##### Input data #####

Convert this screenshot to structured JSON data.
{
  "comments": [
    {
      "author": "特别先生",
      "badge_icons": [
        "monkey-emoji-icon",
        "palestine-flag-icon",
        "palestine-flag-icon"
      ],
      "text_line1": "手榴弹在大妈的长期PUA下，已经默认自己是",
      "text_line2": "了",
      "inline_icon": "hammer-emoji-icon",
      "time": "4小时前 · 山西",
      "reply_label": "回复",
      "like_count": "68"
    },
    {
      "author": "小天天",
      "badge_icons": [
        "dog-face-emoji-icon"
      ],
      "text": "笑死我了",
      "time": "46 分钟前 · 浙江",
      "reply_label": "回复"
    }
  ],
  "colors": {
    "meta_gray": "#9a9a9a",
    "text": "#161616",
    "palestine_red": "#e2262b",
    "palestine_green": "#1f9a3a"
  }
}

#####

Description of the task: The listing above must be transcribed exactly, line by line.

Finished exercise:
Convert this screenshot to structured JSON data.
{
  "comments": [
    {
      "author": "特别先生",
      "badge_icons": [
        "monkey-emoji-icon",
        "palestine-flag-icon",
        "palestine-flag-icon"
      ],
      "text_line1": "手榴弹在大妈的长期PUA下，已经默认自己是",
      "text_line2": "了",
      "inline_icon": "hammer-emoji-icon",
      "time": "4小时前 · 山西",
      "reply_label": "回复",
      "like_count": "68"
    },
    {
      "author": "小天天",
      "badge_icons": [
        "dog-face-emoji-icon"
      ],
      "text": "笑死我了",
      "time": "46 分钟前 · 浙江",
      "reply_label": "回复"
    }
  ],
  "colors": {
    "meta_gray": "#9a9a9a",
    "text": "#161616",
    "palestine_red": "#e2262b",
    "palestine_green": "#1f9a3a"
  }
}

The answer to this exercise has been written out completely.